AIM OF THE TASK: Here are some records; copy every line that holds the word "Diretora".

------------

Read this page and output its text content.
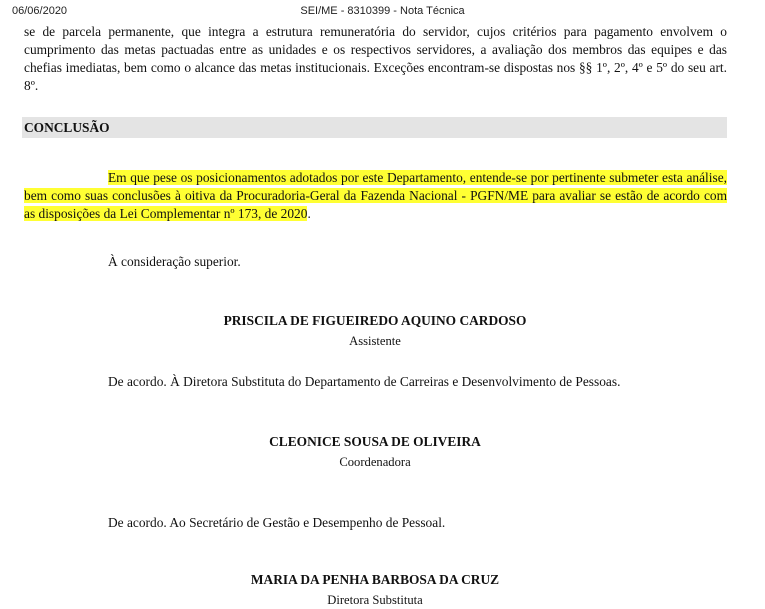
06/06/2020	SEI/ME - 8310399 - Nota Técnica
se de parcela permanente, que integra a estrutura remuneratória do servidor, cujos critérios para pagamento envolvem o cumprimento das metas pactuadas entre as unidades e os respectivos servidores, a avaliação dos membros das equipes e das chefias imediatas, bem como o alcance das metas institucionais. Exceções encontram-se dispostas nos §§ 1º, 2º, 4º e 5º do seu art. 8º.
CONCLUSÃO
Em que pese os posicionamentos adotados por este Departamento, entende-se por pertinente submeter esta análise, bem como suas conclusões à oitiva da Procuradoria-Geral da Fazenda Nacional - PGFN/ME para avaliar se estão de acordo com as disposições da Lei Complementar nº 173, de 2020.
À consideração superior.
PRISCILA DE FIGUEIREDO AQUINO CARDOSO
Assistente
De acordo. À Diretora Substituta do Departamento de Carreiras e Desenvolvimento de Pessoas.
CLEONICE SOUSA DE OLIVEIRA
Coordenadora
De acordo. Ao Secretário de Gestão e Desempenho de Pessoal.
MARIA DA PENHA BARBOSA DA CRUZ
Diretora Substituta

------------

FINAL ANSWER:
De acordo. À Diretora Substituta do Departamento de Carreiras e Desenvolvimento de Pessoas.
Diretora Substituta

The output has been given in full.